▶ Exercise: The records are to be restated in their entirety, word for word.

---+---

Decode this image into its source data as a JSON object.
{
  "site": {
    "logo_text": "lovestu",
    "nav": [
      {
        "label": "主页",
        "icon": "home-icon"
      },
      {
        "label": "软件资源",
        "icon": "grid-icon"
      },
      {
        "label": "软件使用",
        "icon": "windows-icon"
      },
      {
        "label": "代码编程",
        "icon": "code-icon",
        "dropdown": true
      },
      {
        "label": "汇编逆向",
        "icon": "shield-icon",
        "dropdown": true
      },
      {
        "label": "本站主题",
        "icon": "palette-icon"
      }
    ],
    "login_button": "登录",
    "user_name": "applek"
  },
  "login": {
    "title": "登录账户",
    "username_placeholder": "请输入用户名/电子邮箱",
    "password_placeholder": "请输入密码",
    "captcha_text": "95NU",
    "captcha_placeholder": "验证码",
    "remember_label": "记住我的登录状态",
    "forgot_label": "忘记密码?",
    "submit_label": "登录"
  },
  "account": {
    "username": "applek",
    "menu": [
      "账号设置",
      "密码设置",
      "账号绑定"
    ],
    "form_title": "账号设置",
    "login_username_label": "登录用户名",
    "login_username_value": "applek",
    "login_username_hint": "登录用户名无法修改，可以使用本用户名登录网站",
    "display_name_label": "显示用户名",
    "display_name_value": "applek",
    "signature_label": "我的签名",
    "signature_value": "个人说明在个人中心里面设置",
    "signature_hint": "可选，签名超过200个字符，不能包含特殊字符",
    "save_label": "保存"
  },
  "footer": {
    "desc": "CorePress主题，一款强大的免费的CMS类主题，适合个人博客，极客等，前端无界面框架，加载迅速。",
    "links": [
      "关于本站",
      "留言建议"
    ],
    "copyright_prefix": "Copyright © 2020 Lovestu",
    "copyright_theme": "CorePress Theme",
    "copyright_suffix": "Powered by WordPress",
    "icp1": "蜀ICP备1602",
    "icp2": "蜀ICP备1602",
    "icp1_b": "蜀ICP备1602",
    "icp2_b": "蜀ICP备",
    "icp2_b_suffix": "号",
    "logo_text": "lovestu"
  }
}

---+---

▶ Final answer:
Decode this image into its source data as a JSON object.
{
  "site": {
    "logo_text": "lovestu",
    "nav": [
      {
        "label": "主页",
        "icon": "home-icon"
      },
      {
        "label": "软件资源",
        "icon": "grid-icon"
      },
      {
        "label": "软件使用",
        "icon": "windows-icon"
      },
      {
        "label": "代码编程",
        "icon": "code-icon",
        "dropdown": true
      },
      {
        "label": "汇编逆向",
        "icon": "shield-icon",
        "dropdown": true
      },
      {
        "label": "本站主题",
        "icon": "palette-icon"
      }
    ],
    "login_button": "登录",
    "user_name": "applek"
  },
  "login": {
    "title": "登录账户",
    "username_placeholder": "请输入用户名/电子邮箱",
    "password_placeholder": "请输入密码",
    "captcha_text": "95NU",
    "captcha_placeholder": "验证码",
    "remember_label": "记住我的登录状态",
    "forgot_label": "忘记密码?",
    "submit_label": "登录"
  },
  "account": {
    "username": "applek",
    "menu": [
      "账号设置",
      "密码设置",
      "账号绑定"
    ],
    "form_title": "账号设置",
    "login_username_label": "登录用户名",
    "login_username_value": "applek",
    "login_username_hint": "登录用户名无法修改，可以使用本用户名登录网站",
    "display_name_label": "显示用户名",
    "display_name_value": "applek",
    "signature_label": "我的签名",
    "signature_value": "个人说明在个人中心里面设置",
    "signature_hint": "可选，签名超过200个字符，不能包含特殊字符",
    "save_label": "保存"
  },
  "footer": {
    "desc": "CorePress主题，一款强大的免费的CMS类主题，适合个人博客，极客等，前端无界面框架，加载迅速。",
    "links": [
      "关于本站",
      "留言建议"
    ],
    "copyright_prefix": "Copyright © 2020 Lovestu",
    "copyright_theme": "CorePress Theme",
    "copyright_suffix": "Powered by WordPress",
    "icp1": "蜀ICP备1602",
    "icp2": "蜀ICP备1602",
    "icp1_b": "蜀ICP备1602",
    "icp2_b": "蜀ICP备",
    "icp2_b_suffix": "号",
    "logo_text": "lovestu"
  }
}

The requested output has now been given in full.